* [DATA FOR PROCESSING]:
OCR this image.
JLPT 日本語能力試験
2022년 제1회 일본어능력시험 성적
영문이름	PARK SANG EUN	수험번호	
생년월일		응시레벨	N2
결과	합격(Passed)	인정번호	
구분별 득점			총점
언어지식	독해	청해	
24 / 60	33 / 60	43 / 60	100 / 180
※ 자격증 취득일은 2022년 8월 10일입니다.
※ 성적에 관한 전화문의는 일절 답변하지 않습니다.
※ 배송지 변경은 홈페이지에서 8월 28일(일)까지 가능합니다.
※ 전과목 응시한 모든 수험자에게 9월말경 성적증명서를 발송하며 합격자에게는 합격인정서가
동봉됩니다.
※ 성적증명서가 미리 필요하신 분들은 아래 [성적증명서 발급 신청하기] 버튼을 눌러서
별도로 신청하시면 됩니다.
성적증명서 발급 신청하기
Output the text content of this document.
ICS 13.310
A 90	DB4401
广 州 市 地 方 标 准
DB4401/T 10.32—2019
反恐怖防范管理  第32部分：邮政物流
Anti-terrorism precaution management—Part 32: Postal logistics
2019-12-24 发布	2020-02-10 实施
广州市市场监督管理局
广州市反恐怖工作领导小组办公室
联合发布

* [TASK PROMPT]:
Report each line in the preceding entries that holds the string "this".

* [CORRECT OUTPUT]:
OCR this image.
Output the text content of this document.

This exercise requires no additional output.